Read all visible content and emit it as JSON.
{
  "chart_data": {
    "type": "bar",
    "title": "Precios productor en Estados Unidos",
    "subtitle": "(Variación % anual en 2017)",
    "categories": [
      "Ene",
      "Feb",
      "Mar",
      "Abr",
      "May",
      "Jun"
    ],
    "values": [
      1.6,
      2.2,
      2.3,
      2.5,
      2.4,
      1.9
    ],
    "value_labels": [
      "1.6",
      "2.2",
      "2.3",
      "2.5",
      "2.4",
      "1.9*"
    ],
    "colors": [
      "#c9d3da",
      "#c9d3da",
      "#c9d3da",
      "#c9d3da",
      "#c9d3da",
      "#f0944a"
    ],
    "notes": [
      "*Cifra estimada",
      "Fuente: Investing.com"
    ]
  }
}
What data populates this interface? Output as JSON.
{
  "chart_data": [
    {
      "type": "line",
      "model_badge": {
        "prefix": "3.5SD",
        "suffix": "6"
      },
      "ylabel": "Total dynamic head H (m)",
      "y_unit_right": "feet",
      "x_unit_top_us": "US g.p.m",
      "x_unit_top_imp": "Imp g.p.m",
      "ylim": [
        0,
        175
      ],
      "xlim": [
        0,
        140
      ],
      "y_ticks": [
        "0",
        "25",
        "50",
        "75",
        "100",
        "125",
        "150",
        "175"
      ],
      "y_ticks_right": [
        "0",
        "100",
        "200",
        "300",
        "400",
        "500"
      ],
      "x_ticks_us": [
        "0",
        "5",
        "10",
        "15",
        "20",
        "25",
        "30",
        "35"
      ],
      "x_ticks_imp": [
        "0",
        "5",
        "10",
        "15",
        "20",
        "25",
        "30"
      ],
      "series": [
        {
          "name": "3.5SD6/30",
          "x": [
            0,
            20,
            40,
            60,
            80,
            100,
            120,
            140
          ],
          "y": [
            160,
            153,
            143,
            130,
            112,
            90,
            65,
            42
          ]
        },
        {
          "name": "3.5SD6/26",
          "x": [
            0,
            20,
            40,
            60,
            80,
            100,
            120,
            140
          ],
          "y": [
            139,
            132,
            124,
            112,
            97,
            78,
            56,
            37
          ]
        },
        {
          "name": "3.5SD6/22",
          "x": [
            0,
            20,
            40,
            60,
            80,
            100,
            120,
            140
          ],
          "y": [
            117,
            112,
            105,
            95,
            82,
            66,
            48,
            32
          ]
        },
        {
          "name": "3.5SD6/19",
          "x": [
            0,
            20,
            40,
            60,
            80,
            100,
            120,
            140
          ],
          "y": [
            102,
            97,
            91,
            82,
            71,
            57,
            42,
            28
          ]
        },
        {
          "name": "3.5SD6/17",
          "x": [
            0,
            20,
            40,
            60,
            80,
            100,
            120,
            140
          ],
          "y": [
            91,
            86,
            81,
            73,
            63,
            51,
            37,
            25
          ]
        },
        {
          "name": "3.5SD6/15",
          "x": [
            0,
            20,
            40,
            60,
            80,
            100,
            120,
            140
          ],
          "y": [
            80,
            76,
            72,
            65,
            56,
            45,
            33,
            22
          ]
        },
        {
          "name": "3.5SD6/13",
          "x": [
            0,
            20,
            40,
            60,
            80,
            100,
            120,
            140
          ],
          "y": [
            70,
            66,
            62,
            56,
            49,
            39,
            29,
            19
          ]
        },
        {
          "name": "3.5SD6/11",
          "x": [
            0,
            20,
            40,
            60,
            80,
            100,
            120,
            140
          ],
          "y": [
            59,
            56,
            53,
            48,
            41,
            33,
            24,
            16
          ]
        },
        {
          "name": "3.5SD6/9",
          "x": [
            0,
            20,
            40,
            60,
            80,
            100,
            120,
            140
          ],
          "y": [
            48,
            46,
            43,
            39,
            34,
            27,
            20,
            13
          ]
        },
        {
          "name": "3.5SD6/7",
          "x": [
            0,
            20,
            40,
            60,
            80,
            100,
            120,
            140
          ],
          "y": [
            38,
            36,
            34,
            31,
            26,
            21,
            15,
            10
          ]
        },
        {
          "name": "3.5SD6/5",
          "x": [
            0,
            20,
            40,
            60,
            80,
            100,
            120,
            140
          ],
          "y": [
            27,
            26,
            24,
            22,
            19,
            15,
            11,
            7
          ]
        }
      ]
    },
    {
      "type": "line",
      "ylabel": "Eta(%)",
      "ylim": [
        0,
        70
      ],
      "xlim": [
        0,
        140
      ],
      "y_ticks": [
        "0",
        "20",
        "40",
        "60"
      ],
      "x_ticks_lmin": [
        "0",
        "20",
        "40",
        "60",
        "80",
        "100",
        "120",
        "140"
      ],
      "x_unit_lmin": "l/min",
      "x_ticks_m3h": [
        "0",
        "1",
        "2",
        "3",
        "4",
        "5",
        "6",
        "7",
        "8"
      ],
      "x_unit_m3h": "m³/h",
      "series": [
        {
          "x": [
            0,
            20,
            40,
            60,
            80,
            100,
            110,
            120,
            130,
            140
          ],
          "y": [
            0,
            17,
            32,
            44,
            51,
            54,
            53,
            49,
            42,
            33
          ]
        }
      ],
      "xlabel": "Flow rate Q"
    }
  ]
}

▶ **PROBLEM DESCRIPTION**: Go back to the listing above and please repeat it exactly.

▶ **RESULT OF THE TASK**:
Read all visible content and emit it as JSON.
{
  "chart_data": {
    "type": "bar",
    "title": "Precios productor en Estados Unidos",
    "subtitle": "(Variación % anual en 2017)",
    "categories": [
      "Ene",
      "Feb",
      "Mar",
      "Abr",
      "May",
      "Jun"
    ],
    "values": [
      1.6,
      2.2,
      2.3,
      2.5,
      2.4,
      1.9
    ],
    "value_labels": [
      "1.6",
      "2.2",
      "2.3",
      "2.5",
      "2.4",
      "1.9*"
    ],
    "colors": [
      "#c9d3da",
      "#c9d3da",
      "#c9d3da",
      "#c9d3da",
      "#c9d3da",
      "#f0944a"
    ],
    "notes": [
      "*Cifra estimada",
      "Fuente: Investing.com"
    ]
  }
}
What data populates this interface? Output as JSON.
{
  "chart_data": [
    {
      "type": "line",
      "model_badge": {
        "prefix": "3.5SD",
        "suffix": "6"
      },
      "ylabel": "Total dynamic head H (m)",
      "y_unit_right": "feet",
      "x_unit_top_us": "US g.p.m",
      "x_unit_top_imp": "Imp g.p.m",
      "ylim": [
        0,
        175
      ],
      "xlim": [
        0,
        140
      ],
      "y_ticks": [
        "0",
        "25",
        "50",
        "75",
        "100",
        "125",
        "150",
        "175"
      ],
      "y_ticks_right": [
        "0",
        "100",
        "200",
        "300",
        "400",
        "500"
      ],
      "x_ticks_us": [
        "0",
        "5",
        "10",
        "15",
        "20",
        "25",
        "30",
        "35"
      ],
      "x_ticks_imp": [
        "0",
        "5",
        "10",
        "15",
        "20",
        "25",
        "30"
      ],
      "series": [
        {
          "name": "3.5SD6/30",
          "x": [
            0,
            20,
            40,
            60,
            80,
            100,
            120,
            140
          ],
          "y": [
            160,
            153,
            143,
            130,
            112,
            90,
            65,
            42
          ]
        },
        {
          "name": "3.5SD6/26",
          "x": [
            0,
            20,
            40,
            60,
            80,
            100,
            120,
            140
          ],
          "y": [
            139,
            132,
            124,
            112,
            97,
            78,
            56,
            37
          ]
        },
        {
          "name": "3.5SD6/22",
          "x": [
            0,
            20,
            40,
            60,
            80,
            100,
            120,
            140
          ],
          "y": [
            117,
            112,
            105,
            95,
            82,
            66,
            48,
            32
          ]
        },
        {
          "name": "3.5SD6/19",
          "x": [
            0,
            20,
            40,
            60,
            80,
            100,
            120,
            140
          ],
          "y": [
            102,
            97,
            91,
            82,
            71,
            57,
            42,
            28
          ]
        },
        {
          "name": "3.5SD6/17",
          "x": [
            0,
            20,
            40,
            60,
            80,
            100,
            120,
            140
          ],
          "y": [
            91,
            86,
            81,
            73,
            63,
            51,
            37,
            25
          ]
        },
        {
          "name": "3.5SD6/15",
          "x": [
            0,
            20,
            40,
            60,
            80,
            100,
            120,
            140
          ],
          "y": [
            80,
            76,
            72,
            65,
            56,
            45,
            33,
            22
          ]
        },
        {
          "name": "3.5SD6/13",
          "x": [
            0,
            20,
            40,
            60,
            80,
            100,
            120,
            140
          ],
          "y": [
            70,
            66,
            62,
            56,
            49,
            39,
            29,
            19
          ]
        },
        {
          "name": "3.5SD6/11",
          "x": [
            0,
            20,
            40,
            60,
            80,
            100,
            120,
            140
          ],
          "y": [
            59,
            56,
            53,
            48,
            41,
            33,
            24,
            16
          ]
        },
        {
          "name": "3.5SD6/9",
          "x": [
            0,
            20,
            40,
            60,
            80,
            100,
            120,
            140
          ],
          "y": [
            48,
            46,
            43,
            39,
            34,
            27,
            20,
            13
          ]
        },
        {
          "name": "3.5SD6/7",
          "x": [
            0,
            20,
            40,
            60,
            80,
            100,
            120,
            140
          ],
          "y": [
            38,
            36,
            34,
            31,
            26,
            21,
            15,
            10
          ]
        },
        {
          "name": "3.5SD6/5",
          "x": [
            0,
            20,
            40,
            60,
            80,
            100,
            120,
            140
          ],
          "y": [
            27,
            26,
            24,
            22,
            19,
            15,
            11,
            7
          ]
        }
      ]
    },
    {
      "type": "line",
      "ylabel": "Eta(%)",
      "ylim": [
        0,
        70
      ],
      "xlim": [
        0,
        140
      ],
      "y_ticks": [
        "0",
        "20",
        "40",
        "60"
      ],
      "x_ticks_lmin": [
        "0",
        "20",
        "40",
        "60",
        "80",
        "100",
        "120",
        "140"
      ],
      "x_unit_lmin": "l/min",
      "x_ticks_m3h": [
        "0",
        "1",
        "2",
        "3",
        "4",
        "5",
        "6",
        "7",
        "8"
      ],
      "x_unit_m3h": "m³/h",
      "series": [
        {
          "x": [
            0,
            20,
            40,
            60,
            80,
            100,
            110,
            120,
            130,
            140
          ],
          "y": [
            0,
            17,
            32,
            44,
            51,
            54,
            53,
            49,
            42,
            33
          ]
        }
      ],
      "xlabel": "Flow rate Q"
    }
  ]
}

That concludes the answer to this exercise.